## begin Dataset excerpts

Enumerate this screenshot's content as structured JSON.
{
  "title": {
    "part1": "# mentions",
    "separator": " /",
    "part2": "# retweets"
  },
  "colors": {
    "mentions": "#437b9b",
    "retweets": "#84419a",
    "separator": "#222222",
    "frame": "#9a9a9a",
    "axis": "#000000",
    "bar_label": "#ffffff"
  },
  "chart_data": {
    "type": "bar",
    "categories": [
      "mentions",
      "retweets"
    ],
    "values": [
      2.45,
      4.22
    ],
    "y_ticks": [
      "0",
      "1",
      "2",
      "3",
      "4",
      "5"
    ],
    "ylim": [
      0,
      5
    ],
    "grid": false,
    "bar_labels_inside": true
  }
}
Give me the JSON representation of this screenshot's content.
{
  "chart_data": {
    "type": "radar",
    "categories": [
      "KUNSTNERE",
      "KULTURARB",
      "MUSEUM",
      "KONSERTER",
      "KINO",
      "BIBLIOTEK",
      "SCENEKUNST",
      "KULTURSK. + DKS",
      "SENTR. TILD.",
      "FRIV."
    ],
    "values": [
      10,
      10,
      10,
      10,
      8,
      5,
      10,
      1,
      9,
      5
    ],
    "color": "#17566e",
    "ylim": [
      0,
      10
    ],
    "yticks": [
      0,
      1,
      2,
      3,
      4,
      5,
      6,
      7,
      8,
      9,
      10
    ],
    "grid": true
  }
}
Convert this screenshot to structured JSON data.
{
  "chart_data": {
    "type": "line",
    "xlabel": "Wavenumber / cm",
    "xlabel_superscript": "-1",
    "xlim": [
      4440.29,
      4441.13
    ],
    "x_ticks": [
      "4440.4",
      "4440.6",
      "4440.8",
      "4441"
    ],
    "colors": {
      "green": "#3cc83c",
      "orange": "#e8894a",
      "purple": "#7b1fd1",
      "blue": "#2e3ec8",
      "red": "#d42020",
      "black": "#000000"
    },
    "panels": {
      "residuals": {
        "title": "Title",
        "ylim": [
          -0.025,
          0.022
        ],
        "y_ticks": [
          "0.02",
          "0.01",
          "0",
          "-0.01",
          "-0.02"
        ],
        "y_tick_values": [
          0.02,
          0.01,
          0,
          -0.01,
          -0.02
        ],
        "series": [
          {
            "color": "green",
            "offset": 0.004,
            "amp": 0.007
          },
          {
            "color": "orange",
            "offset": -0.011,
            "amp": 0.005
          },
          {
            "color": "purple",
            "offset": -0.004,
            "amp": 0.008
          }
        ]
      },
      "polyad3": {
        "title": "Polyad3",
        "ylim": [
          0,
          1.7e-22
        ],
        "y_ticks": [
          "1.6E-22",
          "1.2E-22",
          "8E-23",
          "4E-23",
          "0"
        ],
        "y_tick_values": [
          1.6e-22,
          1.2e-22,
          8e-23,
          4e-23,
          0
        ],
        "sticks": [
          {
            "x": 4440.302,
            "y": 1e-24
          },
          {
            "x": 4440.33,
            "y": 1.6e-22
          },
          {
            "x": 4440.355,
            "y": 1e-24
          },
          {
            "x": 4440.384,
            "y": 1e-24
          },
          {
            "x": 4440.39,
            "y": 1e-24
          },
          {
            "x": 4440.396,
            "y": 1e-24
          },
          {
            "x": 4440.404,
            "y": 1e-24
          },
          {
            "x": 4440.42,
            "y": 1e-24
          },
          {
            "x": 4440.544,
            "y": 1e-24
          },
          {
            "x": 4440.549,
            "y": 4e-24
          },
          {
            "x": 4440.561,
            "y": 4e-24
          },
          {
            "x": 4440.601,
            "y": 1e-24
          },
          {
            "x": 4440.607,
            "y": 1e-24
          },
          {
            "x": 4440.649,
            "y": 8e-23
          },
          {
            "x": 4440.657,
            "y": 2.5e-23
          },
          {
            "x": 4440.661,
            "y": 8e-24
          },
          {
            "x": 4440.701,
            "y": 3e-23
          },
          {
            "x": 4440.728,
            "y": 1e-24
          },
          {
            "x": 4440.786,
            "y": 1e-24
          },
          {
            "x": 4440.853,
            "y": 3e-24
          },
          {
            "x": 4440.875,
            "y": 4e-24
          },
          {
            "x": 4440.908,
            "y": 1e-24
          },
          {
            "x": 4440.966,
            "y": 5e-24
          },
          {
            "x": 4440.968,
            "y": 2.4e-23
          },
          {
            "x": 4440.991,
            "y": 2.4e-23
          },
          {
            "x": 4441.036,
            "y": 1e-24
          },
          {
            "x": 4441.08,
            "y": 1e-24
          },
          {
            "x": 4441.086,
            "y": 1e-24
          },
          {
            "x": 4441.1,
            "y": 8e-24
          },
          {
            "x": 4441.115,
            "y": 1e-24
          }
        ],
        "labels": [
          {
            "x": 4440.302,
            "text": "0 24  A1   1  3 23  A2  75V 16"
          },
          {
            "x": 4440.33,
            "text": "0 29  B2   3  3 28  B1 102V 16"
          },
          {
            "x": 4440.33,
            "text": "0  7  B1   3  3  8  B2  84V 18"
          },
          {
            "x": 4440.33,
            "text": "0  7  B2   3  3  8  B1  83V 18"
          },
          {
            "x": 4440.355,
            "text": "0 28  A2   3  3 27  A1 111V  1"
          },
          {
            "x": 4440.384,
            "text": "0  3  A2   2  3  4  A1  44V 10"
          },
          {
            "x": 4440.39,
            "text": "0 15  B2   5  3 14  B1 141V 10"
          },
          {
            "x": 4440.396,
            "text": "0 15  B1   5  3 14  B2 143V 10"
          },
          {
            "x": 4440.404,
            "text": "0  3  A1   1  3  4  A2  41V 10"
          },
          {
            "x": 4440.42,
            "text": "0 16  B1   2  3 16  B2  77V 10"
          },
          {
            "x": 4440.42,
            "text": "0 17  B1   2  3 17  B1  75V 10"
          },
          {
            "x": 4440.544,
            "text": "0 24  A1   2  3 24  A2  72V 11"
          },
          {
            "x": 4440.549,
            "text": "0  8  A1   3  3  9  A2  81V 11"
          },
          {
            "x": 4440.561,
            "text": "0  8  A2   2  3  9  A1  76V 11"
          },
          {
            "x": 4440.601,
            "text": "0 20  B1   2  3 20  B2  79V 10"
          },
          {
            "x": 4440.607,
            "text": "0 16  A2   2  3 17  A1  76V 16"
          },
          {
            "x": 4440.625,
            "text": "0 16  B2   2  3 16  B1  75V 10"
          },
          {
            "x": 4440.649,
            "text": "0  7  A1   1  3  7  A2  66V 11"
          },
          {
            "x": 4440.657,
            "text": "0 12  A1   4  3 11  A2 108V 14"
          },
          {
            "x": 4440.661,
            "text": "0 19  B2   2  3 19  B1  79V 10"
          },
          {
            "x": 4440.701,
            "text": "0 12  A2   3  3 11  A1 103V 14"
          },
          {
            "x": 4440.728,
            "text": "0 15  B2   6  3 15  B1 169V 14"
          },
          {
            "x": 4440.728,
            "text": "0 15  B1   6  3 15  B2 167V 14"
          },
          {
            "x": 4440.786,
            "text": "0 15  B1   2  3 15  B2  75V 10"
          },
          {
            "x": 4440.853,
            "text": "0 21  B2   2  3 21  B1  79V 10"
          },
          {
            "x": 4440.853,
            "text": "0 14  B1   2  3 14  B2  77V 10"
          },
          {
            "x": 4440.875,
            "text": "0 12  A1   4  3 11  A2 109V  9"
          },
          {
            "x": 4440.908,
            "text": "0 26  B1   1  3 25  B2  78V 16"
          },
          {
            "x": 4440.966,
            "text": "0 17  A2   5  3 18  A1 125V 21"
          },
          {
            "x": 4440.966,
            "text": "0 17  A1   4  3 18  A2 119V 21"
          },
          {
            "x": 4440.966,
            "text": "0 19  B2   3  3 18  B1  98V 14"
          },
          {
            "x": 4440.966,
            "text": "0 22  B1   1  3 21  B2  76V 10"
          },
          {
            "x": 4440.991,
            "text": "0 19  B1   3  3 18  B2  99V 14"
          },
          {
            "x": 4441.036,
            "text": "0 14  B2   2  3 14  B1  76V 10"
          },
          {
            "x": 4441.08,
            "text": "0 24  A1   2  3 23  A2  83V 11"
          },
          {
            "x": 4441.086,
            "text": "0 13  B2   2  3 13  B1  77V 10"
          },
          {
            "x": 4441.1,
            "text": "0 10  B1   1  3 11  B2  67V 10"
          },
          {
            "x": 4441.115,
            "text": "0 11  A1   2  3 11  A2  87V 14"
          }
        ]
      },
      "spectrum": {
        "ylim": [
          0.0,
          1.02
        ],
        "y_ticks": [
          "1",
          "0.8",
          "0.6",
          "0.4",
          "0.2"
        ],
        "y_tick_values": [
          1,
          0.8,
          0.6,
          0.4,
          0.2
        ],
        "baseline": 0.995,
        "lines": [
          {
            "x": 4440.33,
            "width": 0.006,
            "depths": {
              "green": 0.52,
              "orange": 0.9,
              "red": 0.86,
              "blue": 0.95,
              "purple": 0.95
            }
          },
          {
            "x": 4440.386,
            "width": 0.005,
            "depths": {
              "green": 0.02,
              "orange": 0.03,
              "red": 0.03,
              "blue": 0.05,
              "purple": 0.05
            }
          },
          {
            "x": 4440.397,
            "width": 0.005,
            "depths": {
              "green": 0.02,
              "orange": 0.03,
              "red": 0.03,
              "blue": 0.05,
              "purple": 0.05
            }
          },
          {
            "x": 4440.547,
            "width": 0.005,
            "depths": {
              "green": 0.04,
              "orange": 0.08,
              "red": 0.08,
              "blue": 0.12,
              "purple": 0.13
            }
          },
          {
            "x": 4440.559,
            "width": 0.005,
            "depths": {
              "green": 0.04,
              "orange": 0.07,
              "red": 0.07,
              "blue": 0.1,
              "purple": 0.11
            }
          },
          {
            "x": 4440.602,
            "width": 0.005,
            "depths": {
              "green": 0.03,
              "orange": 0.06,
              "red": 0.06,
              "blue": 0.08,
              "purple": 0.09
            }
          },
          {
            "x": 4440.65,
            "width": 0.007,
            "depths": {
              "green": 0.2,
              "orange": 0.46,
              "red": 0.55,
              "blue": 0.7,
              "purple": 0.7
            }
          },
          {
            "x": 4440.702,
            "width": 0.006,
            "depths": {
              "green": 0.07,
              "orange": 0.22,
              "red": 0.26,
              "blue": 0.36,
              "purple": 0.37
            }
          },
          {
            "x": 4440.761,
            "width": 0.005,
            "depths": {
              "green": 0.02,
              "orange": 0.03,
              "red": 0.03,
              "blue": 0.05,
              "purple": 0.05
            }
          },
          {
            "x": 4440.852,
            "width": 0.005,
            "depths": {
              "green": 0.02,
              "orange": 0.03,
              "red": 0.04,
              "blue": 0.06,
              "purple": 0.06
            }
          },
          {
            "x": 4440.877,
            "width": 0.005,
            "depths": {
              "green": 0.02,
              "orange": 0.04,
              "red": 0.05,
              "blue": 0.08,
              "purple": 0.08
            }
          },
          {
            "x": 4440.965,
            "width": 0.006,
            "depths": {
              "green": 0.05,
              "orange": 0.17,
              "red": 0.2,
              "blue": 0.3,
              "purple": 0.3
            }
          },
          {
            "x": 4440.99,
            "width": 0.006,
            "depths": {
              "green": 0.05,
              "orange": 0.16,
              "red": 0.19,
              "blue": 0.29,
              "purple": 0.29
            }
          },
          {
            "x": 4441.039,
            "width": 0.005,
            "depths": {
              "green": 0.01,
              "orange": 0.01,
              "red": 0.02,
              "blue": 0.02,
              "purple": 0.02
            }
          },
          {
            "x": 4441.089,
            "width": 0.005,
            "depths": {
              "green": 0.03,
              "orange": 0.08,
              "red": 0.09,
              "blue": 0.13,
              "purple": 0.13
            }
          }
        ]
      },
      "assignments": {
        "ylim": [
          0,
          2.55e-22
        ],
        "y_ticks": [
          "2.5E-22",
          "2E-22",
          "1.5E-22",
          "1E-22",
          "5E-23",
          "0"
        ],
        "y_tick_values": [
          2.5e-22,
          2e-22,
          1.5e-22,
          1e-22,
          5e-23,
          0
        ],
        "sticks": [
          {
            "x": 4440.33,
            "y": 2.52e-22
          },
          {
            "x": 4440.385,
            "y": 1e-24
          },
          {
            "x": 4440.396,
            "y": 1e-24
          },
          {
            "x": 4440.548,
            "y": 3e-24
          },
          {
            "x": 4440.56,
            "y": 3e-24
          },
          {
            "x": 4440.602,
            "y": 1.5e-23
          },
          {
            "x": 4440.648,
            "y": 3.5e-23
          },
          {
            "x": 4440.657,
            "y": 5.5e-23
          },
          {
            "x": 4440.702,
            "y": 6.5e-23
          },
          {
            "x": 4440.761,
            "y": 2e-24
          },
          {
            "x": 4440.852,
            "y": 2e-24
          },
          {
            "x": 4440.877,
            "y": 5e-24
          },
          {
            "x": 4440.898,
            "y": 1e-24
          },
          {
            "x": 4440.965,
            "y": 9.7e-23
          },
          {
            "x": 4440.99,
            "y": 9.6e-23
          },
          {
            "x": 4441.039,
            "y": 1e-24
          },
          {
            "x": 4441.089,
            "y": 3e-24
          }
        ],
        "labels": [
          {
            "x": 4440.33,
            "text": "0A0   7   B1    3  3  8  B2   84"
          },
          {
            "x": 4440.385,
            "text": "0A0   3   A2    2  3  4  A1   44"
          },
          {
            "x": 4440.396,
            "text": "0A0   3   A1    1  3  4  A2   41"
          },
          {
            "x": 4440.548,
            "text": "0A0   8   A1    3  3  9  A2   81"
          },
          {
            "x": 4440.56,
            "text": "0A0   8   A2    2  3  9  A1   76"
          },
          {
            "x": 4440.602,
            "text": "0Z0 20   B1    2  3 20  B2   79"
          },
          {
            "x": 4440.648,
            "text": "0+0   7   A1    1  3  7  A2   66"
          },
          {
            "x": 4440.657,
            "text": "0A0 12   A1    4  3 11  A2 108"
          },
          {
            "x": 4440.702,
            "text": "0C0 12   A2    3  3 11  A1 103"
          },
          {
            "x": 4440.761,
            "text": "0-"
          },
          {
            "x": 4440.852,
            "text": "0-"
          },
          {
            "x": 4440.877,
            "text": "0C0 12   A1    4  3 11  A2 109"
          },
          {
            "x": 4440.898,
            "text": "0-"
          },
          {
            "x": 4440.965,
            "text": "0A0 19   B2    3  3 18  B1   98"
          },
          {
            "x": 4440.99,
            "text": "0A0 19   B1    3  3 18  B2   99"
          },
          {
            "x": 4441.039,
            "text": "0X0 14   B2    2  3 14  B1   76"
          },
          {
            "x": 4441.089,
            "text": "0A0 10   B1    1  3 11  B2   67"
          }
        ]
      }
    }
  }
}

## end Dataset excerpts

— Required task —
Across the material above, how many lines include the string "offset"? Only the number is wanted.

— Written solution —
3